WRITTEN INSTRUCTION: Determine how many lines carry the word "versenyszférába". Output that number only.

(Collection entries)

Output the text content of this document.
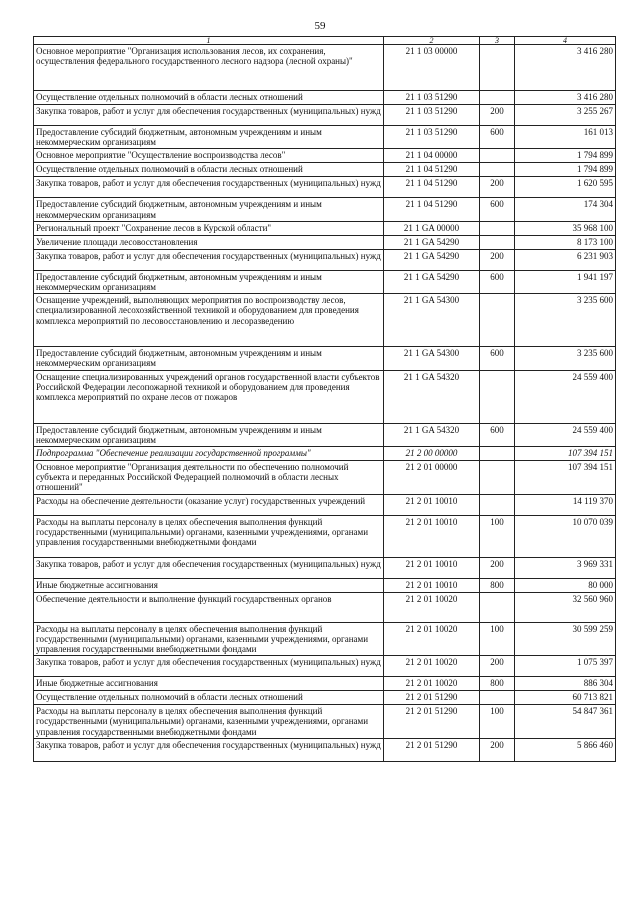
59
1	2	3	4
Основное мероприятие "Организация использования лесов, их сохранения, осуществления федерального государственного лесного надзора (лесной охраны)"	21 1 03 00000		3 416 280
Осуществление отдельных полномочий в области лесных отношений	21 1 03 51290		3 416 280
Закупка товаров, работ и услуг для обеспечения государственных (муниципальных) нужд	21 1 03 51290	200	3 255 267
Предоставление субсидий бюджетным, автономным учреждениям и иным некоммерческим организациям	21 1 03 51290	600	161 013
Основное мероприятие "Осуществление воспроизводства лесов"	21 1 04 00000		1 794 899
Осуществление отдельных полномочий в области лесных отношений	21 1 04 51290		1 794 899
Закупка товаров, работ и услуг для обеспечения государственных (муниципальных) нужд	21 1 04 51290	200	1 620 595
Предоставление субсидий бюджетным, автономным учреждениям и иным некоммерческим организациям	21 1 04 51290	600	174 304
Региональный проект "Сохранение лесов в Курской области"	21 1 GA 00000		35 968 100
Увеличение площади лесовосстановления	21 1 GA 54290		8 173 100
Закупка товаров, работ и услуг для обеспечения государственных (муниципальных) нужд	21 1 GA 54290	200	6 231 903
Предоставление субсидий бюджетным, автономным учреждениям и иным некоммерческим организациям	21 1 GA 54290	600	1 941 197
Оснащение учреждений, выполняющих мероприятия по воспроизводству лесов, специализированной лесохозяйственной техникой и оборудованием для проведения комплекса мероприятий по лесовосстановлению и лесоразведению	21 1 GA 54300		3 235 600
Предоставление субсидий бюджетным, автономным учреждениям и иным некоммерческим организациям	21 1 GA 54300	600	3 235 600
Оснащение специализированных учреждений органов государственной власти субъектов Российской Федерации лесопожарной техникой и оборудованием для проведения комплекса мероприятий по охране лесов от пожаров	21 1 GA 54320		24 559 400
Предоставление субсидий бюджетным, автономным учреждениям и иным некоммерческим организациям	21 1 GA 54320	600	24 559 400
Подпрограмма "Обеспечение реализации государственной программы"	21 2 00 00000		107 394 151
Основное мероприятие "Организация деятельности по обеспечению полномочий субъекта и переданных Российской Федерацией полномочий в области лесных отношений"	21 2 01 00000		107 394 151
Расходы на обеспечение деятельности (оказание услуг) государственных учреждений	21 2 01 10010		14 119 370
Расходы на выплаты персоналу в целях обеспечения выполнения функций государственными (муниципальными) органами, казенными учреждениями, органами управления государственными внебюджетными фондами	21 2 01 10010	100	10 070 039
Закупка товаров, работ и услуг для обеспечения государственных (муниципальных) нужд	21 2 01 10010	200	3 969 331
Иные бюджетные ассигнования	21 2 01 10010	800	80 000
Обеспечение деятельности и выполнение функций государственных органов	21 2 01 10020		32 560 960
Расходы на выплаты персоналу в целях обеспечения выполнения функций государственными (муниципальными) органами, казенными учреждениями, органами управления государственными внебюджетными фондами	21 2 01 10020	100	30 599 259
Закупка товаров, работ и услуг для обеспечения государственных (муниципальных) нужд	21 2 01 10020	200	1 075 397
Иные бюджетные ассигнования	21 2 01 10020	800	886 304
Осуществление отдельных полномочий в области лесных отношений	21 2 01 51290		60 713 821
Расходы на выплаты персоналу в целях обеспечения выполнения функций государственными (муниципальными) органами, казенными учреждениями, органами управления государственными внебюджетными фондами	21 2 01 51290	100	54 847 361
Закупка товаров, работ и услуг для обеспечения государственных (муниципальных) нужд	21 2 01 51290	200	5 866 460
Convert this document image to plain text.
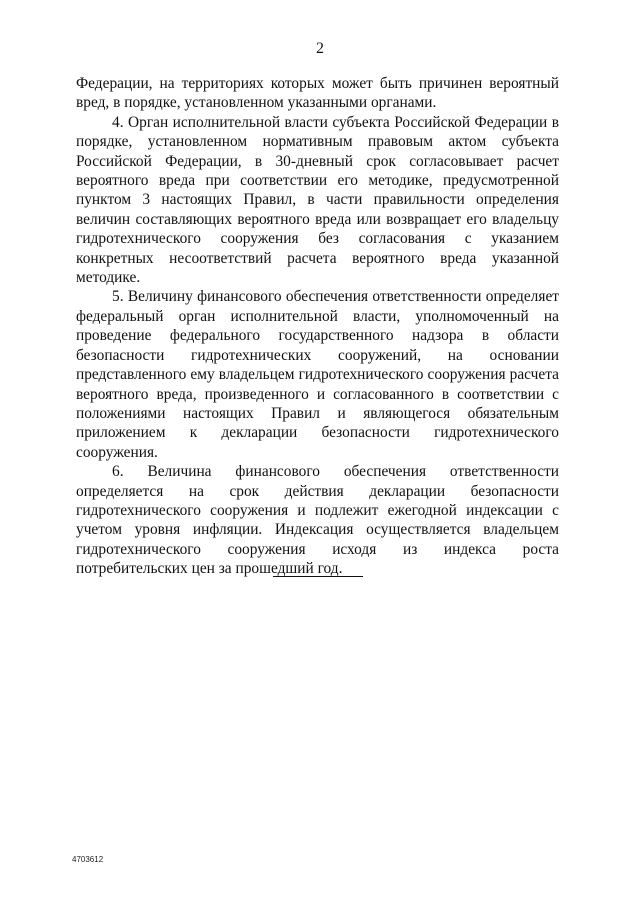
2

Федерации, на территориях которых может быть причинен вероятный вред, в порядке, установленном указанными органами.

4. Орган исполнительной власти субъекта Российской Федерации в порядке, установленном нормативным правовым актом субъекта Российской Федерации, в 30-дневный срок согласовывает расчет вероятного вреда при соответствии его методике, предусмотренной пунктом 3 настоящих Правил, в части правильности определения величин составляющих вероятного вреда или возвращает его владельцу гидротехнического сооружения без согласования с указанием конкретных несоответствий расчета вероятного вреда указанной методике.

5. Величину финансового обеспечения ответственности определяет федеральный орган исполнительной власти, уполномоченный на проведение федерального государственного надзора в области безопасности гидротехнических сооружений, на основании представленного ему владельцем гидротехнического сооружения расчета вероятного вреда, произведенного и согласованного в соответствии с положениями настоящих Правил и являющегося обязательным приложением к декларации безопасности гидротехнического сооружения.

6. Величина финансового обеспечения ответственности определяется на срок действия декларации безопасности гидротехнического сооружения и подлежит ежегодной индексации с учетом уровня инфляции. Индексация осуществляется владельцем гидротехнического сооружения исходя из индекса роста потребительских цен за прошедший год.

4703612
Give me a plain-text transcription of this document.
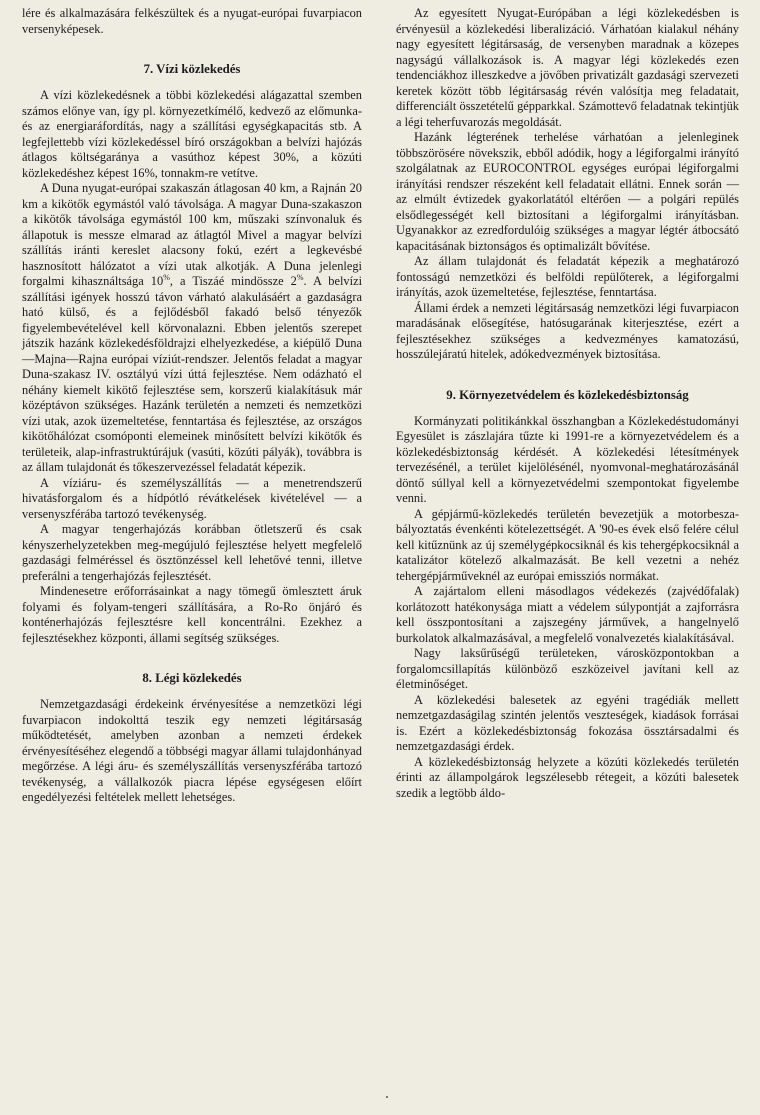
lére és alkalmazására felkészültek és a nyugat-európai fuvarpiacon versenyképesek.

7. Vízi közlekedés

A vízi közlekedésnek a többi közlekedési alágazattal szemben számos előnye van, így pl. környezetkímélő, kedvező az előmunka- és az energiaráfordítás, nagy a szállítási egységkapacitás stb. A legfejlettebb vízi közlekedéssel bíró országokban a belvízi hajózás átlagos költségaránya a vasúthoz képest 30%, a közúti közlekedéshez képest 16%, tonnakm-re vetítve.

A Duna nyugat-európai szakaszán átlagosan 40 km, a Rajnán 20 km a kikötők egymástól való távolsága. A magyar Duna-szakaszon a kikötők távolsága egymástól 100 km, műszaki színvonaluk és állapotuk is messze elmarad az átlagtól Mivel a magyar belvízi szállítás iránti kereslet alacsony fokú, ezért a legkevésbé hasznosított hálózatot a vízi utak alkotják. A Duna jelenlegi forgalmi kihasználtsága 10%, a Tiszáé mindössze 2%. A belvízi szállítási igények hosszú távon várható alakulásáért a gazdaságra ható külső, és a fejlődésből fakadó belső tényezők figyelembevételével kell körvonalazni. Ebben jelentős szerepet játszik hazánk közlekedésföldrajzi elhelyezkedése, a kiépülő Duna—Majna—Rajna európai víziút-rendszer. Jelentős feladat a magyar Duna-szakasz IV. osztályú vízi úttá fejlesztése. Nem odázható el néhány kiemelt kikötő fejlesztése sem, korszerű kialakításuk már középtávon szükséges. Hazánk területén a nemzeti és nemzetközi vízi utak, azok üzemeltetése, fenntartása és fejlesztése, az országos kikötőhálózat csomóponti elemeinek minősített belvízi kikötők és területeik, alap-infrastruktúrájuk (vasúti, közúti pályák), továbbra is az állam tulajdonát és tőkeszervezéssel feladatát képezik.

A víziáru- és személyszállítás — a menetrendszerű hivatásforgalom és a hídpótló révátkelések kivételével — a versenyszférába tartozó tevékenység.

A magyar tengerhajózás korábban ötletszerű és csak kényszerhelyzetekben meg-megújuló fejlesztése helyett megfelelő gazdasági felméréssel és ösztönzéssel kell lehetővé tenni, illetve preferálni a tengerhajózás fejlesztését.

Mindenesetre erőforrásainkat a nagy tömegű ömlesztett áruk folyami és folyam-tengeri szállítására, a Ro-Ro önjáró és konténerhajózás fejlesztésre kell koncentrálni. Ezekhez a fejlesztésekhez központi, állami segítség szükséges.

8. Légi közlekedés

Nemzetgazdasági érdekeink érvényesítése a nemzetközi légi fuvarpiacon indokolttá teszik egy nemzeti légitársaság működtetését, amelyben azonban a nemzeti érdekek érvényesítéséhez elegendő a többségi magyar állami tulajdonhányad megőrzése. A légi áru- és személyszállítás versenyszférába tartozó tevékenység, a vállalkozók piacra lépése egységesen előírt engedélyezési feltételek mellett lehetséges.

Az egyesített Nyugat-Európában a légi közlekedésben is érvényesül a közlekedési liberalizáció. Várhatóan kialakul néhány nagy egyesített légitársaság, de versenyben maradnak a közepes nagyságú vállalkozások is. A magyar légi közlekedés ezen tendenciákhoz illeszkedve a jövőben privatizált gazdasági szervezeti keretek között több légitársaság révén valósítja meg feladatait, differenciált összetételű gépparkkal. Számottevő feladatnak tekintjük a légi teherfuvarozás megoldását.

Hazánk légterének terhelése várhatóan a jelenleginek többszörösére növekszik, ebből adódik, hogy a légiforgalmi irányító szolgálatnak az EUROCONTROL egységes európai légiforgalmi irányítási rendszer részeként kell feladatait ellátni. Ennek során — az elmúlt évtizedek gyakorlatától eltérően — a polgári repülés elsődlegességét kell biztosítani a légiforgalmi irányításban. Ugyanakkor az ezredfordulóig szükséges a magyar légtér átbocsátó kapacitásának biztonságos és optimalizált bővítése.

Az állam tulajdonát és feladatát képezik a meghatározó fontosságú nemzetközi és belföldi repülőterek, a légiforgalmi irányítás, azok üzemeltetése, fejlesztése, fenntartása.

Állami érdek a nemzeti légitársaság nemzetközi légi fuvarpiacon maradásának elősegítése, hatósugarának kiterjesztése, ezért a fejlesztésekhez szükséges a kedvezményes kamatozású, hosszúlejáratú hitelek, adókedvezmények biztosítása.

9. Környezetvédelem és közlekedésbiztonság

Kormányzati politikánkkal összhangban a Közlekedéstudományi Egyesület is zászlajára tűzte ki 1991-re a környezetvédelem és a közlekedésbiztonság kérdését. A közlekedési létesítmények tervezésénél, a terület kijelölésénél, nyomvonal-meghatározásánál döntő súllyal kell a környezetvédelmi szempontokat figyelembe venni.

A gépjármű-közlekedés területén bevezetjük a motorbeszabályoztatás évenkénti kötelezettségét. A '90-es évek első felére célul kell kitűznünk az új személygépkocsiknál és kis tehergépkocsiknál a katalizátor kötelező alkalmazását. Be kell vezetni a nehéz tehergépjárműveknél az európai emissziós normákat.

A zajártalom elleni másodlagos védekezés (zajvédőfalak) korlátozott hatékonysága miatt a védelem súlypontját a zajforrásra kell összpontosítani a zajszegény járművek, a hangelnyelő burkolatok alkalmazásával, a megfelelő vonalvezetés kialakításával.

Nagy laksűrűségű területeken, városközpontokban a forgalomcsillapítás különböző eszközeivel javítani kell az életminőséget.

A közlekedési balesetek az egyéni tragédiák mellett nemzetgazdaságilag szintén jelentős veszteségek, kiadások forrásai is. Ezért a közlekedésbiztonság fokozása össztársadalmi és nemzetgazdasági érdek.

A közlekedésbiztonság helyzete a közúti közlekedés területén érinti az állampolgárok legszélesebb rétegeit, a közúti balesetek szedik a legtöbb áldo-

EXERCISE RESPONSE: 2